[Tasks to complete]
[A] Answer each question from the tennis article below, one answer per line:
(i) What age does Shapovalov give for himself?
(ii) What did Kyrgios do each time he double-faulted at the ATP Cup?
(iii) Which player does Zverev name as better than Kyrgios?
[B] Using the tennis article below, mark each statement yes or no, and quote the words of the article that settle it:
(i) Shapovalov said he would play whatever the conditions.
(ii) Kyrgios's push-ups took place at the ATP Cup in Sydney.
(iii) Zverev might face Kyrgios in the final.
[START Document extract]
The Canadians have been the most outspoken critics of the tournament’s sluggish response to the problem while Denis Shapovalov said he would refuse to play if he felt the conditions were unsafe, regardless what the tournament says. “It’s a grand slam, it’s a big opportunity. But I’m 20 years old, I don’t want to risk my life, risk my health, being out there playing out there in these conditions, when I can for the next 10, 15 years. For my own health, if it gets bad, I just don’t see what the point is.”

Kyrgios would seem to have gained a detractor in Alexander Zverev after doing push-ups every time he double-faulted during the ATP Cup in Sydney last week. Zverev – another violet who refuses to shrink, and who might meet Kyrgios in the semi-finals – said on Friday: “There’s a lot of young guys that are right now, no offence, just better than him. Stefanos [Tsitsipas] is better than him, simply because he is better over five sets and that’s what you need. This is not a three-set match where you can win in an hour-and-20 [minutes] and get off the court.”
[END Document extract]
[START Records]
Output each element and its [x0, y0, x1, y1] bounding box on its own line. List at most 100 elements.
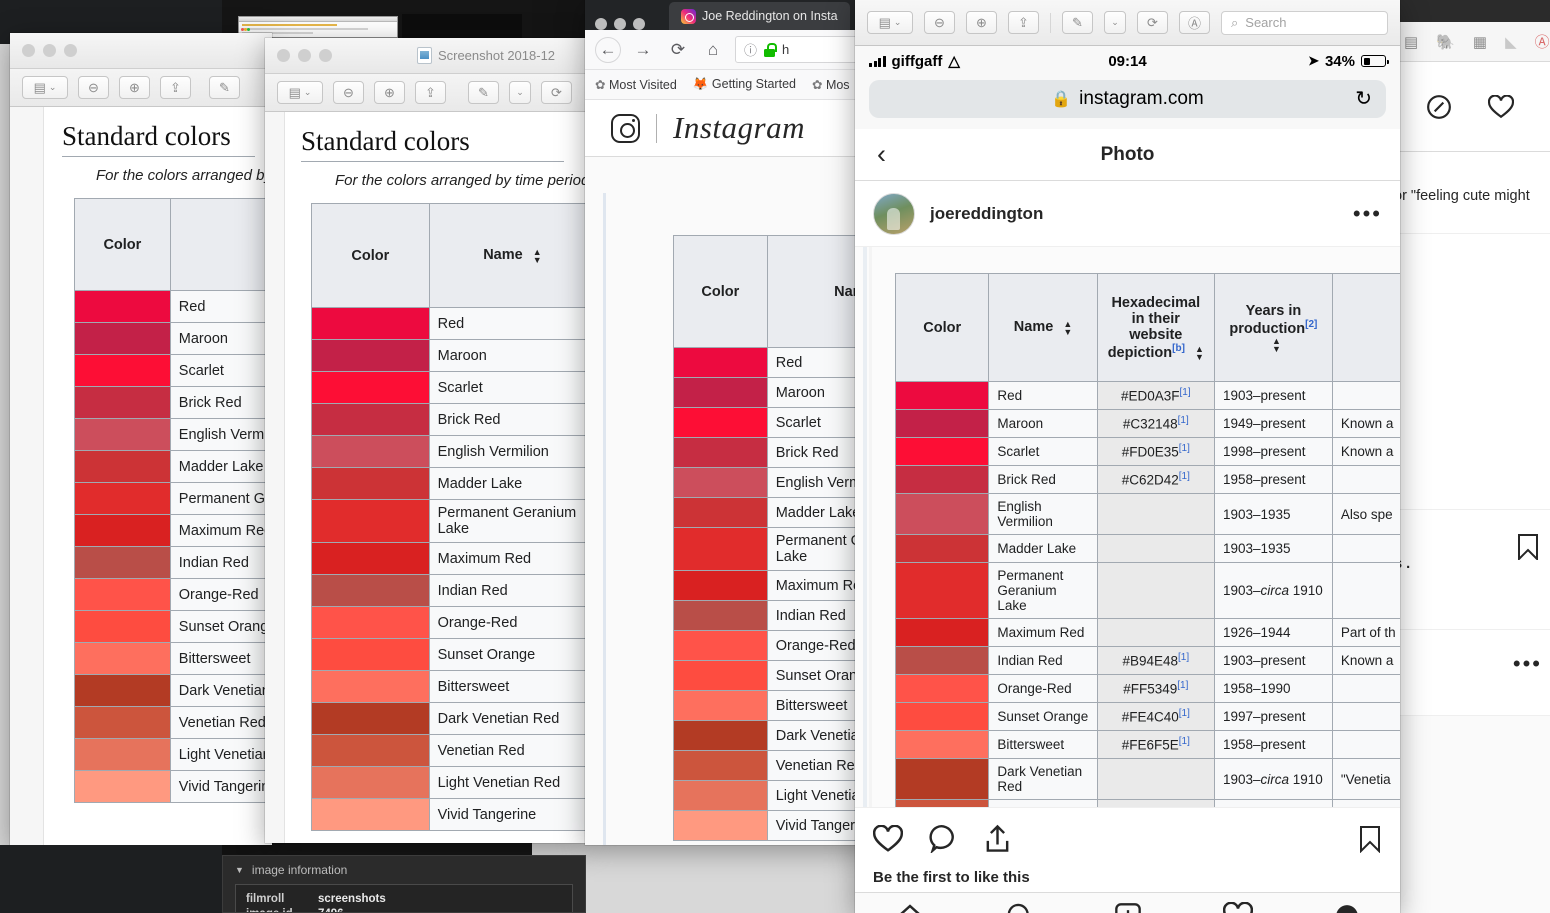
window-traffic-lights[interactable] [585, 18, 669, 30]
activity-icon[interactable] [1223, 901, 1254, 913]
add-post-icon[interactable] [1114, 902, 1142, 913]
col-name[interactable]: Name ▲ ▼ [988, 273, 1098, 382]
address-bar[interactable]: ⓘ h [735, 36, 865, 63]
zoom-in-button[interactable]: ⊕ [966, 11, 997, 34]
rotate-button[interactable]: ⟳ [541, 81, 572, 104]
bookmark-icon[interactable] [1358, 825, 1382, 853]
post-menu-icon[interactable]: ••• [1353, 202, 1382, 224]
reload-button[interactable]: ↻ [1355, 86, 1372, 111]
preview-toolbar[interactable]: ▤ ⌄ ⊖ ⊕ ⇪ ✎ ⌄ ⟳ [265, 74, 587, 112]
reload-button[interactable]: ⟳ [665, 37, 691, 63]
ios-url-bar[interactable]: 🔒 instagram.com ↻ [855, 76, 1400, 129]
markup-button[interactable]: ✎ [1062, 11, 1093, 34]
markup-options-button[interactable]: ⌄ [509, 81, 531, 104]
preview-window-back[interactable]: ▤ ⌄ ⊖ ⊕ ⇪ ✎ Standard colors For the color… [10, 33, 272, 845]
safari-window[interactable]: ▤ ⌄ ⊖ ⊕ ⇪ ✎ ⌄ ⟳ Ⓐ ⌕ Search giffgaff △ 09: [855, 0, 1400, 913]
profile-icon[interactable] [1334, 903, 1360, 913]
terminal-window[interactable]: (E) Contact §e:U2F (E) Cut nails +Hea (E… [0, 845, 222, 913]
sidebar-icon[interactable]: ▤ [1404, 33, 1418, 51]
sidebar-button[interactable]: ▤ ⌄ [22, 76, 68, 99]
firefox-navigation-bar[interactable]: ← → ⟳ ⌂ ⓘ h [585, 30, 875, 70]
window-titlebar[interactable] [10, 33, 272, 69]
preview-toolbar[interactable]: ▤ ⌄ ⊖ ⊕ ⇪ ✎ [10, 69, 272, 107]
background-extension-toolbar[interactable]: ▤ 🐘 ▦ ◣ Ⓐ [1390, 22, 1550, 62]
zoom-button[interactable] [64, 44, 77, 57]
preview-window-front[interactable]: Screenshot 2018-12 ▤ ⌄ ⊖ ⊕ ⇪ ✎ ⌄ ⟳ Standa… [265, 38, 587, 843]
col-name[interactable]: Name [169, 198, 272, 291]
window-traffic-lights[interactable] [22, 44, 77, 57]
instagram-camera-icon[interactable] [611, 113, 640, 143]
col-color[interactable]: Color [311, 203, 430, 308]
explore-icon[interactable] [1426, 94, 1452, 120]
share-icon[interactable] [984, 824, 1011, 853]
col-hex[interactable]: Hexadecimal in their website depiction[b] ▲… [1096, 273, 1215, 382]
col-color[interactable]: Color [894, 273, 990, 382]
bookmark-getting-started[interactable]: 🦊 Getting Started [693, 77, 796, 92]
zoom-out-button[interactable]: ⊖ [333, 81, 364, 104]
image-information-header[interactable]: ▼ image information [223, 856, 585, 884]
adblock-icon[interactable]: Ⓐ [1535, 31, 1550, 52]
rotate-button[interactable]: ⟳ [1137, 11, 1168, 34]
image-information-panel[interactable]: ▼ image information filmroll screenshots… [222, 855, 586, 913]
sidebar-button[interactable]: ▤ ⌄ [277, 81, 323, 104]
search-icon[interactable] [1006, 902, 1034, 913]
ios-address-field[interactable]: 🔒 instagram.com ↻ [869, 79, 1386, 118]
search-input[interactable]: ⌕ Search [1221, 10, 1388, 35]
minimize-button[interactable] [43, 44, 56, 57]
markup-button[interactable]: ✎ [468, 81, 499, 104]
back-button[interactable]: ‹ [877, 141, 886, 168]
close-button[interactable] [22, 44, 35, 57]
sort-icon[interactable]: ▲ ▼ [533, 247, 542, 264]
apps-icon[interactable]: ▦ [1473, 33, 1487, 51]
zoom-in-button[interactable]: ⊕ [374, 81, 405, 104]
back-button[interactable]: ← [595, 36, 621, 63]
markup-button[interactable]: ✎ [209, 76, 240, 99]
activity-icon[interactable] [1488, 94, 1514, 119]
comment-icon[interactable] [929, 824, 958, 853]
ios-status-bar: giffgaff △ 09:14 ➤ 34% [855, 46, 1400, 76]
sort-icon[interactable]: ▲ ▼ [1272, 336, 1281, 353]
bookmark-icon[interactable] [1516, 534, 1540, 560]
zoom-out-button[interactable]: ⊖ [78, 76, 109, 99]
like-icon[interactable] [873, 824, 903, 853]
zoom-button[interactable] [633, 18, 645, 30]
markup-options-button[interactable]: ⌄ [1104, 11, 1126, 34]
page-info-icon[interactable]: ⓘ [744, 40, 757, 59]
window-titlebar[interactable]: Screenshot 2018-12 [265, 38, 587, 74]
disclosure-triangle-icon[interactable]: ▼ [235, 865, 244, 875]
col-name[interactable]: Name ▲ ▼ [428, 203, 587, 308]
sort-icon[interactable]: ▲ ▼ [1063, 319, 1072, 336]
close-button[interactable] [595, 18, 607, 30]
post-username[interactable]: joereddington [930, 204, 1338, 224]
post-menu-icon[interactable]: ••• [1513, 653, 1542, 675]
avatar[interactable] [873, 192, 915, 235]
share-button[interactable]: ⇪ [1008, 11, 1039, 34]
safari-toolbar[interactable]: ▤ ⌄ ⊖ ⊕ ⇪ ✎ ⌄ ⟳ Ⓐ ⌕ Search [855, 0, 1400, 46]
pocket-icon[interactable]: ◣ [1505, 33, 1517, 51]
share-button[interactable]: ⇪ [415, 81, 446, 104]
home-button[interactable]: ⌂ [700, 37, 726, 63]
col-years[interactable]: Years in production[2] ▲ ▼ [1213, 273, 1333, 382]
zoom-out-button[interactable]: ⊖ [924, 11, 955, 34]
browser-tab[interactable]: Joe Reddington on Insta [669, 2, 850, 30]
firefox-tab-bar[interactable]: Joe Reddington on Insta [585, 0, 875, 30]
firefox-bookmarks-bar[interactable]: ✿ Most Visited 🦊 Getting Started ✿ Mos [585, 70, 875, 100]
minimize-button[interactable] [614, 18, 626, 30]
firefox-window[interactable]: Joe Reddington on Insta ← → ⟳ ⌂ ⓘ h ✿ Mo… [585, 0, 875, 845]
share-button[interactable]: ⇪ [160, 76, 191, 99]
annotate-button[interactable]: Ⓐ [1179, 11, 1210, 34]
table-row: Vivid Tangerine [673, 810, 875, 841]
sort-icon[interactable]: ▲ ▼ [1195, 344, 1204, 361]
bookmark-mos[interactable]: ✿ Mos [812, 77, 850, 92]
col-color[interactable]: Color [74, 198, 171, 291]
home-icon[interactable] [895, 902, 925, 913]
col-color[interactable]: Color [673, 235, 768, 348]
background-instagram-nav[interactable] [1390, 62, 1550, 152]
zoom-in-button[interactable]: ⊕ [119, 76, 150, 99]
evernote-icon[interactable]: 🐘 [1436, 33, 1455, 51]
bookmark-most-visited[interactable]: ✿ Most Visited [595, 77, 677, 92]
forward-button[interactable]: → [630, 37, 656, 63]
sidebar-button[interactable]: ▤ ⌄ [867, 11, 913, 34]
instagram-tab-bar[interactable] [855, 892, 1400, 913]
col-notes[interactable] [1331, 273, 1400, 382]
[END Records]
[Solutions below]
[A]
(i) 20 years old
(ii) Push-ups
(iii) Stefanos Tsitsipas

[B]
(i) No: "he would refuse to play if he felt the conditions were unsafe, regardless what the tournament says"
(ii) Yes: "doing push-ups every time he double-faulted during the ATP Cup in Sydney last week"
(iii) No: "who might meet Kyrgios in the semi-finals"